(Collected data)
** start **

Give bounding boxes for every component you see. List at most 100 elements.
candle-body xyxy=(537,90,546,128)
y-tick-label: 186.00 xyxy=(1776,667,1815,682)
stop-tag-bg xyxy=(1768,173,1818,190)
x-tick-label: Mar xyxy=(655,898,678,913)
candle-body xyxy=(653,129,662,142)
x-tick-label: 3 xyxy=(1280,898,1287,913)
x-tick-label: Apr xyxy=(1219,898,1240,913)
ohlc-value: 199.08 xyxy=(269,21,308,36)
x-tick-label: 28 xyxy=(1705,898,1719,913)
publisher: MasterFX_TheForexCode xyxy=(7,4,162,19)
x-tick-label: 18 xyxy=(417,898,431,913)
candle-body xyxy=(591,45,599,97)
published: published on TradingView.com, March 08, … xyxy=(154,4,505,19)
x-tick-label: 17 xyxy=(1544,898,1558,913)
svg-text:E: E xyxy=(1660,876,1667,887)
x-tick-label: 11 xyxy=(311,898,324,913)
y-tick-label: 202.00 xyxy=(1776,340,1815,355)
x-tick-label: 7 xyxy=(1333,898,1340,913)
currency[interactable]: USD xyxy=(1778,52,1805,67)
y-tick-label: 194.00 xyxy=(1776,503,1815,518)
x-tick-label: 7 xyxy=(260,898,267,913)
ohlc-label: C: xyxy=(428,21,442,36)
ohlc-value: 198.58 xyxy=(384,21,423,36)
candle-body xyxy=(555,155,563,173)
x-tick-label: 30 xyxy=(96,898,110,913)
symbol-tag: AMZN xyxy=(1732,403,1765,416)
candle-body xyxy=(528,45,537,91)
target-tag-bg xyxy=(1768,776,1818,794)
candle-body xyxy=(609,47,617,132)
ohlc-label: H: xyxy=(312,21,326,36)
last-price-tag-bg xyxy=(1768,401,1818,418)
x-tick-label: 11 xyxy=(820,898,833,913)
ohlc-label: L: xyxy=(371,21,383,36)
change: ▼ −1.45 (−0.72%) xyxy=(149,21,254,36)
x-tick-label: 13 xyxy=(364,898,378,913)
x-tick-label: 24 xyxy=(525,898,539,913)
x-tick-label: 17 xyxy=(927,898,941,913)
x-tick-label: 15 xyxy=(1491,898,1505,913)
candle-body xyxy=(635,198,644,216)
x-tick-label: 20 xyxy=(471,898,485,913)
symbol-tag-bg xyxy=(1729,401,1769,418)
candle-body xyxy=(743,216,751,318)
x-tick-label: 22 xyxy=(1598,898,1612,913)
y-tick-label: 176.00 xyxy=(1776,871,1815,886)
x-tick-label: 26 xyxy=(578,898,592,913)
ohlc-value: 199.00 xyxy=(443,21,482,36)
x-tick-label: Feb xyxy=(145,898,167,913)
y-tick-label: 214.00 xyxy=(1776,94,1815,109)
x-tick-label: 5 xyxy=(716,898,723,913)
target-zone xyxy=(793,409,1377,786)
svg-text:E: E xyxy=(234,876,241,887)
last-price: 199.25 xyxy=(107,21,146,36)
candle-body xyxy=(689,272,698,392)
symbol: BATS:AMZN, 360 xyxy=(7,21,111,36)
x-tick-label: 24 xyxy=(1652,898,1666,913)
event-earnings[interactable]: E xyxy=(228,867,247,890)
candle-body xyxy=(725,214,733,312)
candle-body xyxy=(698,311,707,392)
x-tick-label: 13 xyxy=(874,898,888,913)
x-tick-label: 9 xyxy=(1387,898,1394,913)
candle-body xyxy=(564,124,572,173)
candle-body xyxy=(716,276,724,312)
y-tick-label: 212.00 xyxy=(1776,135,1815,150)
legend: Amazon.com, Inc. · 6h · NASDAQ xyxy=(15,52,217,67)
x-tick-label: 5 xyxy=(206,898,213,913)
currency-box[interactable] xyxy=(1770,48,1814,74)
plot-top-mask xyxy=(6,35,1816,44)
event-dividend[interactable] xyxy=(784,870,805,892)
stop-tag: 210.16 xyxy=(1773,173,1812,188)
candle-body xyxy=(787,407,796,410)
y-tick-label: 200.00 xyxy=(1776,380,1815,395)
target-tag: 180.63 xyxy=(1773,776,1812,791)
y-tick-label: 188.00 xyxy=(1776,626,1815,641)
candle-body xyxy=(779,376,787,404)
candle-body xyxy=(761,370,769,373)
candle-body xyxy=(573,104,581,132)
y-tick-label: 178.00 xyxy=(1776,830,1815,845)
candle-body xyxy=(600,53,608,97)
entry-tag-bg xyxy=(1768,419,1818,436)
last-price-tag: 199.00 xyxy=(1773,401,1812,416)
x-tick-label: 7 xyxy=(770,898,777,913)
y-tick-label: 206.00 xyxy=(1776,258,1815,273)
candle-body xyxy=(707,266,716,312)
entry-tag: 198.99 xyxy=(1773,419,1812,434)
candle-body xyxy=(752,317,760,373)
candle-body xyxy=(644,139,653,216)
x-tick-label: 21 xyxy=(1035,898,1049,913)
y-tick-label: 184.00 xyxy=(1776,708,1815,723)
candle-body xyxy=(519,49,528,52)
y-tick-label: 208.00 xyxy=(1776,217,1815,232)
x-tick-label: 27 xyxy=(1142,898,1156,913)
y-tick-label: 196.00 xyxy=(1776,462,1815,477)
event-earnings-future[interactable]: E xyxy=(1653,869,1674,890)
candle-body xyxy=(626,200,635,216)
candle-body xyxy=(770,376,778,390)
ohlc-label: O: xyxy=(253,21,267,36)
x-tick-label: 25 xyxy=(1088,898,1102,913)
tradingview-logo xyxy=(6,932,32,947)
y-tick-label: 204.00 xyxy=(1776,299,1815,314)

** end **

Reproduce every line of the listing above without any changes.

Give bounding boxes for every component you see. List at most 100 elements.
candle-body xyxy=(537,90,546,128)
y-tick-label: 186.00 xyxy=(1776,667,1815,682)
stop-tag-bg xyxy=(1768,173,1818,190)
x-tick-label: Mar xyxy=(655,898,678,913)
candle-body xyxy=(653,129,662,142)
x-tick-label: 3 xyxy=(1280,898,1287,913)
x-tick-label: Apr xyxy=(1219,898,1240,913)
ohlc-value: 199.08 xyxy=(269,21,308,36)
x-tick-label: 28 xyxy=(1705,898,1719,913)
publisher: MasterFX_TheForexCode xyxy=(7,4,162,19)
x-tick-label: 18 xyxy=(417,898,431,913)
candle-body xyxy=(591,45,599,97)
published: published on TradingView.com, March 08, … xyxy=(154,4,505,19)
x-tick-label: 17 xyxy=(1544,898,1558,913)
svg-text:E: E xyxy=(1660,876,1667,887)
x-tick-label: 11 xyxy=(311,898,324,913)
y-tick-label: 202.00 xyxy=(1776,340,1815,355)
x-tick-label: 7 xyxy=(1333,898,1340,913)
currency[interactable]: USD xyxy=(1778,52,1805,67)
y-tick-label: 194.00 xyxy=(1776,503,1815,518)
x-tick-label: 7 xyxy=(260,898,267,913)
ohlc-label: C: xyxy=(428,21,442,36)
ohlc-value: 198.58 xyxy=(384,21,423,36)
candle-body xyxy=(555,155,563,173)
x-tick-label: 30 xyxy=(96,898,110,913)
symbol-tag: AMZN xyxy=(1732,403,1765,416)
candle-body xyxy=(528,45,537,91)
target-tag-bg xyxy=(1768,776,1818,794)
candle-body xyxy=(609,47,617,132)
ohlc-label: H: xyxy=(312,21,326,36)
last-price-tag-bg xyxy=(1768,401,1818,418)
x-tick-label: 11 xyxy=(820,898,833,913)
ohlc-label: L: xyxy=(371,21,383,36)
change: ▼ −1.45 (−0.72%) xyxy=(149,21,254,36)
x-tick-label: 13 xyxy=(364,898,378,913)
x-tick-label: 24 xyxy=(525,898,539,913)
x-tick-label: 17 xyxy=(927,898,941,913)
x-tick-label: 15 xyxy=(1491,898,1505,913)
candle-body xyxy=(635,198,644,216)
x-tick-label: 20 xyxy=(471,898,485,913)
symbol-tag-bg xyxy=(1729,401,1769,418)
candle-body xyxy=(743,216,751,318)
x-tick-label: 22 xyxy=(1598,898,1612,913)
y-tick-label: 176.00 xyxy=(1776,871,1815,886)
x-tick-label: 26 xyxy=(578,898,592,913)
ohlc-value: 199.00 xyxy=(443,21,482,36)
x-tick-label: Feb xyxy=(145,898,167,913)
y-tick-label: 214.00 xyxy=(1776,94,1815,109)
x-tick-label: 5 xyxy=(716,898,723,913)
target-zone xyxy=(793,409,1377,786)
svg-text:E: E xyxy=(234,876,241,887)
last-price: 199.25 xyxy=(107,21,146,36)
candle-body xyxy=(689,272,698,392)
symbol: BATS:AMZN, 360 xyxy=(7,21,111,36)
x-tick-label: 24 xyxy=(1652,898,1666,913)
event-earnings[interactable]: E xyxy=(228,867,247,890)
candle-body xyxy=(725,214,733,312)
candle-body xyxy=(698,311,707,392)
x-tick-label: 13 xyxy=(874,898,888,913)
x-tick-label: 9 xyxy=(1387,898,1394,913)
candle-body xyxy=(564,124,572,173)
candle-body xyxy=(716,276,724,312)
y-tick-label: 212.00 xyxy=(1776,135,1815,150)
legend: Amazon.com, Inc. · 6h · NASDAQ xyxy=(15,52,217,67)
x-tick-label: 5 xyxy=(206,898,213,913)
currency-box[interactable] xyxy=(1770,48,1814,74)
plot-top-mask xyxy=(6,35,1816,44)
event-dividend[interactable] xyxy=(784,870,805,892)
stop-tag: 210.16 xyxy=(1773,173,1812,188)
candle-body xyxy=(787,407,796,410)
y-tick-label: 200.00 xyxy=(1776,380,1815,395)
target-tag: 180.63 xyxy=(1773,776,1812,791)
y-tick-label: 188.00 xyxy=(1776,626,1815,641)
candle-body xyxy=(779,376,787,404)
candle-body xyxy=(761,370,769,373)
candle-body xyxy=(573,104,581,132)
y-tick-label: 178.00 xyxy=(1776,830,1815,845)
candle-body xyxy=(600,53,608,97)
entry-tag-bg xyxy=(1768,419,1818,436)
last-price-tag: 199.00 xyxy=(1773,401,1812,416)
x-tick-label: 7 xyxy=(770,898,777,913)
y-tick-label: 206.00 xyxy=(1776,258,1815,273)
candle-body xyxy=(707,266,716,312)
entry-tag: 198.99 xyxy=(1773,419,1812,434)
candle-body xyxy=(752,317,760,373)
candle-body xyxy=(644,139,653,216)
x-tick-label: 21 xyxy=(1035,898,1049,913)
y-tick-label: 184.00 xyxy=(1776,708,1815,723)
candle-body xyxy=(519,49,528,52)
y-tick-label: 208.00 xyxy=(1776,217,1815,232)
x-tick-label: 27 xyxy=(1142,898,1156,913)
y-tick-label: 196.00 xyxy=(1776,462,1815,477)
event-earnings-future[interactable]: E xyxy=(1653,869,1674,890)
candle-body xyxy=(626,200,635,216)
candle-body xyxy=(770,376,778,390)
ohlc-label: O: xyxy=(253,21,267,36)
x-tick-label: 25 xyxy=(1088,898,1102,913)
tradingview-logo xyxy=(6,932,32,947)
y-tick-label: 204.00 xyxy=(1776,299,1815,314)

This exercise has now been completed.